To do: Your task is to transcribe all of the records exactly and leave out the pictures.

[Document understanding data]
Segment Open

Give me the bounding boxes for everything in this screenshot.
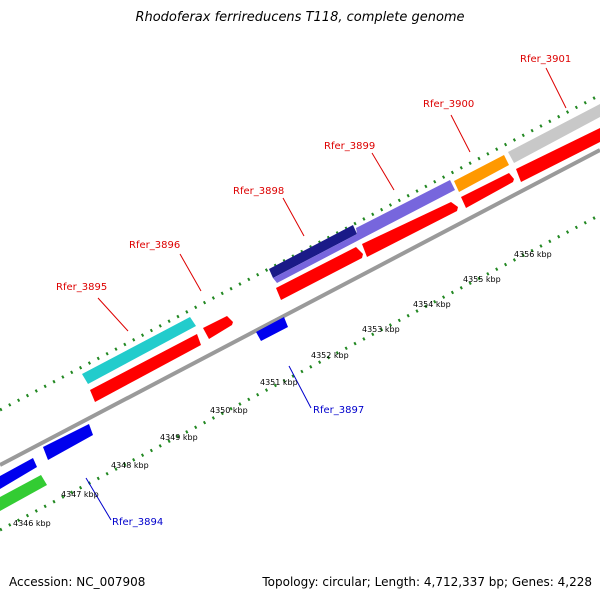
- gene-label-rfer-3900[interactable]: Rfer_3900: [423, 99, 474, 110]
- cds-arrow-4[interactable]: [362, 202, 458, 257]
- cds-arrow-3[interactable]: [276, 247, 363, 300]
- topology-text: Topology: circular; Length: 4,712,337 bp…: [262, 575, 592, 589]
- gene-rfer-3897[interactable]: [256, 317, 288, 341]
- reverse-gene-left[interactable]: [0, 458, 37, 489]
- accession-text: Accession: NC_007908: [9, 575, 146, 589]
- kbp-label: 4346 kbp: [13, 519, 51, 528]
- connector-rfer-3896: [179, 253, 202, 292]
- cds-arrow-2[interactable]: [203, 316, 233, 339]
- kbp-label: 4347 kbp: [61, 490, 99, 499]
- connector-rfer-3901: [545, 67, 567, 109]
- kbp-label: 4352 kbp: [311, 351, 349, 360]
- gene-rfer-3895[interactable]: [82, 317, 196, 384]
- gene-label-rfer-3898[interactable]: Rfer_3898: [233, 186, 284, 197]
- gene-rfer-3899[interactable]: [273, 180, 455, 283]
- connector-rfer-3894: [85, 477, 112, 521]
- connector-rfer-3899: [371, 152, 395, 191]
- gene-label-rfer-3894[interactable]: Rfer_3894: [112, 517, 163, 528]
- gene-label-rfer-3895[interactable]: Rfer_3895: [56, 282, 107, 293]
- kbp-label: 4353 kbp: [362, 325, 400, 334]
- page-title: Rhodoferax ferrireducens T118, complete …: [135, 10, 465, 25]
- gene-label-rfer-3899[interactable]: Rfer_3899: [324, 141, 375, 152]
- gene-label-rfer-3896[interactable]: Rfer_3896: [129, 240, 180, 251]
- upper-tick-row: [0, 93, 600, 412]
- green-gene[interactable]: [0, 475, 47, 511]
- cds-arrow-6[interactable]: [516, 128, 600, 182]
- kbp-label: 4351 kbp: [260, 378, 298, 387]
- gene-rfer-3900[interactable]: [454, 155, 509, 192]
- gene-label-rfer-3897[interactable]: Rfer_3897: [313, 405, 364, 416]
- kbp-label: 4350 kbp: [210, 406, 248, 415]
- gene-rfer-3901[interactable]: [508, 104, 600, 163]
- kbp-label: 4349 kbp: [160, 433, 198, 442]
- kbp-label: 4348 kbp: [111, 461, 149, 470]
- connector-rfer-3900: [450, 114, 471, 153]
- connector-rfer-3895: [97, 297, 129, 332]
- cds-arrow-1[interactable]: [90, 334, 201, 402]
- connector-rfer-3898: [282, 197, 305, 237]
- kbp-label: 4356 kbp: [514, 250, 552, 259]
- connector-rfer-3897: [288, 365, 312, 409]
- kbp-label: 4355 kbp: [463, 275, 501, 284]
- genome-backbone: [0, 148, 600, 467]
- kbp-label: 4354 kbp: [413, 300, 451, 309]
- gene-label-rfer-3901[interactable]: Rfer_3901: [520, 54, 571, 65]
- gene-rfer-3894[interactable]: [43, 424, 93, 460]
- gene-rfer-3898[interactable]: [269, 225, 357, 278]
- cds-arrow-5[interactable]: [461, 173, 514, 208]
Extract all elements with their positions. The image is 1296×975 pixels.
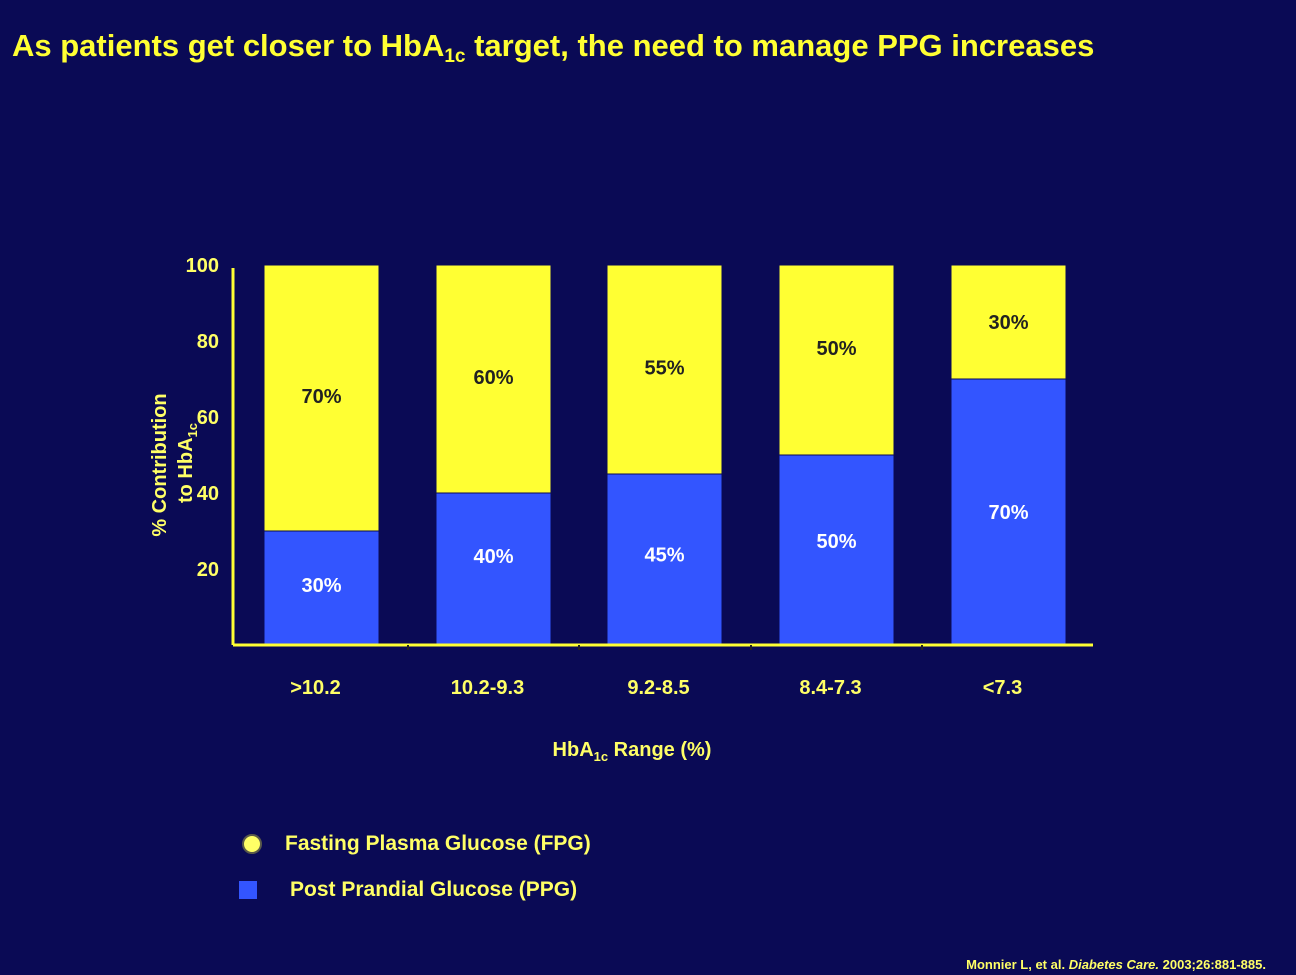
y-tick-label-3: 80 [197,331,219,353]
y-axis-title-main: to HbA [175,437,197,503]
x-tick-label-4: <7.3 [983,677,1022,699]
bar-label-fpg-2: 55% [644,358,684,380]
citation: Monnier L, et al. Diabetes Care. 2003;26… [966,957,1266,972]
bar-label-ppg-1: 40% [473,546,513,568]
x-axis-title-main: HbA [553,739,594,761]
x-axis-title-sub: 1c [594,749,608,764]
legend-item-fpg: Fasting Plasma Glucose (FPG) [242,832,591,856]
bar-ppg-4 [950,378,1067,646]
citation-journal: Diabetes Care. [1068,957,1160,972]
x-tick-label-3: 8.4-7.3 [799,677,861,699]
bar-fpg-0 [263,264,380,532]
legend-swatch-ppg [239,881,257,899]
x-tick-label-2: 9.2-8.5 [627,677,689,699]
title-text-before: As patients get closer to HbA [12,28,445,63]
bar-ppg-1 [435,492,552,646]
bar-label-ppg-4: 70% [988,502,1028,524]
bar-fpg-2 [606,264,723,475]
bar-ppg-3 [778,454,895,646]
bar-label-fpg-3: 50% [816,338,856,360]
y-tick-label-1: 40 [197,483,219,505]
bar-label-ppg-2: 45% [644,545,684,567]
bar-ppg-2 [606,473,723,646]
bar-label-fpg-0: 70% [301,386,341,408]
x-tick-label-1: 10.2-9.3 [451,677,524,699]
slide-title: As patients get closer to HbA1c target, … [12,28,1094,68]
y-axis-title-sub: 1c [185,423,200,437]
citation-authors: Monnier L, et al. [966,957,1069,972]
bar-label-fpg-1: 60% [473,367,513,389]
legend-label-ppg: Post Prandial Glucose (PPG) [290,878,578,901]
bar-label-fpg-4: 30% [988,312,1028,334]
x-axis-title-rest: Range (%) [608,739,711,761]
y-tick-label-4: 100 [186,255,219,277]
y-tick-label-2: 60 [197,407,219,429]
y-axis-title-line2: to HbA1c [175,423,200,503]
y-tick-label-0: 20 [197,559,219,581]
y-axis-title-line1: % Contribution [149,393,171,536]
x-tick-label-0: >10.2 [290,677,341,699]
bar-ppg-0 [263,530,380,646]
title-text-after: target, the need to manage PPG increases [465,28,1095,63]
legend-swatch-fpg [242,834,262,854]
bar-fpg-3 [778,264,895,456]
bar-label-ppg-3: 50% [816,531,856,553]
bar-label-ppg-0: 30% [301,575,341,597]
citation-details: 2003;26:881-885. [1159,957,1266,972]
bar-fpg-1 [435,264,552,494]
x-axis-title: HbA1c Range (%) [553,739,712,764]
legend-label-fpg: Fasting Plasma Glucose (FPG) [285,832,591,855]
title-subscript: 1c [444,46,466,67]
legend-item-ppg: Post Prandial Glucose (PPG) [239,878,577,902]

Segment Closed

Answer for the task:
Give me the bounding boxes for everything in this screenshot.
- gene-label-rfer-3900[interactable]: Rfer_3900: [423, 99, 474, 110]
- cds-arrow-4[interactable]: [362, 202, 458, 257]
- cds-arrow-3[interactable]: [276, 247, 363, 300]
- topology-text: Topology: circular; Length: 4,712,337 bp…: [262, 575, 592, 589]
- gene-rfer-3897[interactable]: [256, 317, 288, 341]
- reverse-gene-left[interactable]: [0, 458, 37, 489]
- accession-text: Accession: NC_007908: [9, 575, 146, 589]
- kbp-label: 4346 kbp: [13, 519, 51, 528]
- connector-rfer-3896: [179, 253, 202, 292]
- cds-arrow-2[interactable]: [203, 316, 233, 339]
- kbp-label: 4347 kbp: [61, 490, 99, 499]
- connector-rfer-3901: [545, 67, 567, 109]
- kbp-label: 4352 kbp: [311, 351, 349, 360]
- gene-rfer-3895[interactable]: [82, 317, 196, 384]
- gene-label-rfer-3898[interactable]: Rfer_3898: [233, 186, 284, 197]
- gene-rfer-3899[interactable]: [273, 180, 455, 283]
- connector-rfer-3894: [85, 477, 112, 521]
- connector-rfer-3899: [371, 152, 395, 191]
- gene-label-rfer-3894[interactable]: Rfer_3894: [112, 517, 163, 528]
- gene-label-rfer-3895[interactable]: Rfer_3895: [56, 282, 107, 293]
- kbp-label: 4353 kbp: [362, 325, 400, 334]
- page-title: Rhodoferax ferrireducens T118, complete …: [135, 10, 465, 25]
- gene-label-rfer-3899[interactable]: Rfer_3899: [324, 141, 375, 152]
- gene-label-rfer-3896[interactable]: Rfer_3896: [129, 240, 180, 251]
- upper-tick-row: [0, 93, 600, 412]
- green-gene[interactable]: [0, 475, 47, 511]
- cds-arrow-6[interactable]: [516, 128, 600, 182]
- kbp-label: 4351 kbp: [260, 378, 298, 387]
- gene-rfer-3900[interactable]: [454, 155, 509, 192]
- gene-label-rfer-3897[interactable]: Rfer_3897: [313, 405, 364, 416]
- kbp-label: 4350 kbp: [210, 406, 248, 415]
- gene-rfer-3901[interactable]: [508, 104, 600, 163]
- kbp-label: 4349 kbp: [160, 433, 198, 442]
- kbp-label: 4348 kbp: [111, 461, 149, 470]
- connector-rfer-3900: [450, 114, 471, 153]
- connector-rfer-3895: [97, 297, 129, 332]
- cds-arrow-1[interactable]: [90, 334, 201, 402]
- connector-rfer-3898: [282, 197, 305, 237]
- kbp-label: 4356 kbp: [514, 250, 552, 259]
- connector-rfer-3897: [288, 365, 312, 409]
- kbp-label: 4355 kbp: [463, 275, 501, 284]
- genome-backbone: [0, 148, 600, 467]
- kbp-label: 4354 kbp: [413, 300, 451, 309]
- gene-label-rfer-3901[interactable]: Rfer_3901: [520, 54, 571, 65]
- gene-rfer-3894[interactable]: [43, 424, 93, 460]
- gene-rfer-3898[interactable]: [269, 225, 357, 278]
- cds-arrow-5[interactable]: [461, 173, 514, 208]
Extract all elements with their positions. The image is 1296×975 pixels.
y-tick-label-3: 80 [197,331,219,353]
y-axis-title-main: to HbA [175,437,197,503]
x-tick-label-4: <7.3 [983,677,1022,699]
bar-label-fpg-2: 55% [644,358,684,380]
citation: Monnier L, et al. Diabetes Care. 2003;26… [966,957,1266,972]
bar-label-ppg-1: 40% [473,546,513,568]
x-axis-title-main: HbA [553,739,594,761]
x-axis-title-sub: 1c [594,749,608,764]
legend-item-fpg: Fasting Plasma Glucose (FPG) [242,832,591,856]
bar-ppg-4 [950,378,1067,646]
citation-journal: Diabetes Care. [1068,957,1160,972]
x-tick-label-3: 8.4-7.3 [799,677,861,699]
bar-fpg-0 [263,264,380,532]
legend-swatch-ppg [239,881,257,899]
x-tick-label-2: 9.2-8.5 [627,677,689,699]
title-text-before: As patients get closer to HbA [12,28,445,63]
bar-ppg-1 [435,492,552,646]
bar-label-ppg-4: 70% [988,502,1028,524]
bar-fpg-2 [606,264,723,475]
bar-ppg-3 [778,454,895,646]
bar-label-fpg-3: 50% [816,338,856,360]
y-tick-label-1: 40 [197,483,219,505]
bar-label-ppg-2: 45% [644,545,684,567]
bar-ppg-2 [606,473,723,646]
bar-label-fpg-0: 70% [301,386,341,408]
x-tick-label-1: 10.2-9.3 [451,677,524,699]
slide-title: As patients get closer to HbA1c target, … [12,28,1094,68]
y-axis-title-sub: 1c [185,423,200,437]
citation-authors: Monnier L, et al. [966,957,1069,972]
bar-label-fpg-1: 60% [473,367,513,389]
legend-label-ppg: Post Prandial Glucose (PPG) [290,878,578,901]
bar-label-fpg-4: 30% [988,312,1028,334]
x-axis-title-rest: Range (%) [608,739,711,761]
y-tick-label-4: 100 [186,255,219,277]
y-tick-label-2: 60 [197,407,219,429]
y-axis-title-line2: to HbA1c [175,423,200,503]
y-tick-label-0: 20 [197,559,219,581]
y-axis-title-line1: % Contribution [149,393,171,536]
x-tick-label-0: >10.2 [290,677,341,699]
bar-ppg-0 [263,530,380,646]
title-text-after: target, the need to manage PPG increases [465,28,1095,63]
legend-swatch-fpg [242,834,262,854]
bar-fpg-3 [778,264,895,456]
bar-label-ppg-3: 50% [816,531,856,553]
bar-label-ppg-0: 30% [301,575,341,597]
citation-details: 2003;26:881-885. [1159,957,1266,972]
bar-fpg-1 [435,264,552,494]
x-axis-title: HbA1c Range (%) [553,739,712,764]
legend-label-fpg: Fasting Plasma Glucose (FPG) [285,832,591,855]
title-subscript: 1c [444,46,466,67]
legend-item-ppg: Post Prandial Glucose (PPG) [239,878,577,902]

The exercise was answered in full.